=== Datos de entrada ===
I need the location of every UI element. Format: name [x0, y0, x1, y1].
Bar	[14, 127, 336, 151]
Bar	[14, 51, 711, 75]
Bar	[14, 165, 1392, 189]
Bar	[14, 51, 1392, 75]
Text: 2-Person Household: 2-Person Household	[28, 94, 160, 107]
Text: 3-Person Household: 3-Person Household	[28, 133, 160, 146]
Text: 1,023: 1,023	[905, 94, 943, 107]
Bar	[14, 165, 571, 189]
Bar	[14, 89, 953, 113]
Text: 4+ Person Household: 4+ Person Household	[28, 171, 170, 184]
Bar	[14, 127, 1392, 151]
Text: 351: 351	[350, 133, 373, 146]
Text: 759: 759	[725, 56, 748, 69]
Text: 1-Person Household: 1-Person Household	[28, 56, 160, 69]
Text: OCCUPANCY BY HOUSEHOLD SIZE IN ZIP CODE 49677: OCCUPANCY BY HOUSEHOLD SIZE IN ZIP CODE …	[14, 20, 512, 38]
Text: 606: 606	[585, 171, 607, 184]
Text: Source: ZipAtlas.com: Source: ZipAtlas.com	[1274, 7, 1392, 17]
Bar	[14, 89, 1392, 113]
===
### La consigna
Modifica todos los datos anteriores sustituyendo "Bar" por "Rectangle" en cada aparición y deja el resto de cada línea sin cambios.

### Respuesta
I need the location of every UI element. Format: name [x0, y0, x1, y1].
Rectangle	[14, 127, 336, 151]
Rectangle	[14, 51, 711, 75]
Rectangle	[14, 165, 1392, 189]
Rectangle	[14, 51, 1392, 75]
Text: 2-Person Household: 2-Person Household	[28, 94, 160, 107]
Text: 3-Person Household: 3-Person Household	[28, 133, 160, 146]
Text: 1,023: 1,023	[905, 94, 943, 107]
Rectangle	[14, 165, 571, 189]
Rectangle	[14, 89, 953, 113]
Text: 4+ Person Household: 4+ Person Household	[28, 171, 170, 184]
Rectangle	[14, 127, 1392, 151]
Text: 351: 351	[350, 133, 373, 146]
Text: 759: 759	[725, 56, 748, 69]
Text: 1-Person Household: 1-Person Household	[28, 56, 160, 69]
Text: OCCUPANCY BY HOUSEHOLD SIZE IN ZIP CODE 49677: OCCUPANCY BY HOUSEHOLD SIZE IN ZIP CODE …	[14, 20, 512, 38]
Text: 606: 606	[585, 171, 607, 184]
Text: Source: ZipAtlas.com: Source: ZipAtlas.com	[1274, 7, 1392, 17]
Rectangle	[14, 89, 1392, 113]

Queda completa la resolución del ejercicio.